**Saved data entries**
"""
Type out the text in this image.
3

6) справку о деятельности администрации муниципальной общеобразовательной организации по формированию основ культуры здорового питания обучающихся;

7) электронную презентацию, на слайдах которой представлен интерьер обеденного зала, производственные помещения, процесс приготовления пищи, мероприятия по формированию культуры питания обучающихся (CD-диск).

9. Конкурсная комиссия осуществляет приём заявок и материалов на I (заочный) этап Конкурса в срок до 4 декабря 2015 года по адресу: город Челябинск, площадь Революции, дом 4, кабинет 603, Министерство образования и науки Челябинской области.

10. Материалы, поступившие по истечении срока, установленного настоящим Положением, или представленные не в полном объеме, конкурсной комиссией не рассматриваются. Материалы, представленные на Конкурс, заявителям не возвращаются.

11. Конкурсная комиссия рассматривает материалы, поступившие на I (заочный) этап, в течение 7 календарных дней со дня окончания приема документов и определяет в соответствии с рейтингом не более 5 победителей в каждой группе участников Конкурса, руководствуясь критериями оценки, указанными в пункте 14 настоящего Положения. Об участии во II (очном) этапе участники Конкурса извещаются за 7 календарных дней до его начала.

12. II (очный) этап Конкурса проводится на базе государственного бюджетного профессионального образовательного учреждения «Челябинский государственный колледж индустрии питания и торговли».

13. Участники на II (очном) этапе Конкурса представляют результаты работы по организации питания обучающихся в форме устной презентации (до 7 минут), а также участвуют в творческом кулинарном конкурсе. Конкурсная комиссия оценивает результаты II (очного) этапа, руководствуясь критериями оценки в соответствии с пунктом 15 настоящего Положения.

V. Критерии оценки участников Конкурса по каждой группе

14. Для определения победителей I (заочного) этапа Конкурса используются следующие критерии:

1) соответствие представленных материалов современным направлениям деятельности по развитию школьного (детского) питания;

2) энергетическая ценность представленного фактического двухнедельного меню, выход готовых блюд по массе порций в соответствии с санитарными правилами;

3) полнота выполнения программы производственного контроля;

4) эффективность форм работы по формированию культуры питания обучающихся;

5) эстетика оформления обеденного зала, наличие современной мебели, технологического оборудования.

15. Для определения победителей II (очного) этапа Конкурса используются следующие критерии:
"""
**YOUR GOAL**
Pull out every line holding "обеденного" from the records above, and copy it.

**TASK OUTPUT**
7) электронную презентацию, на слайдах которой представлен интерьер обеденного зала, производственные помещения, процесс приготовления пищи, мероприятия по формированию культуры питания обучающихся (CD-диск).
5) эстетика оформления обеденного зала, наличие современной мебели, технологического оборудования.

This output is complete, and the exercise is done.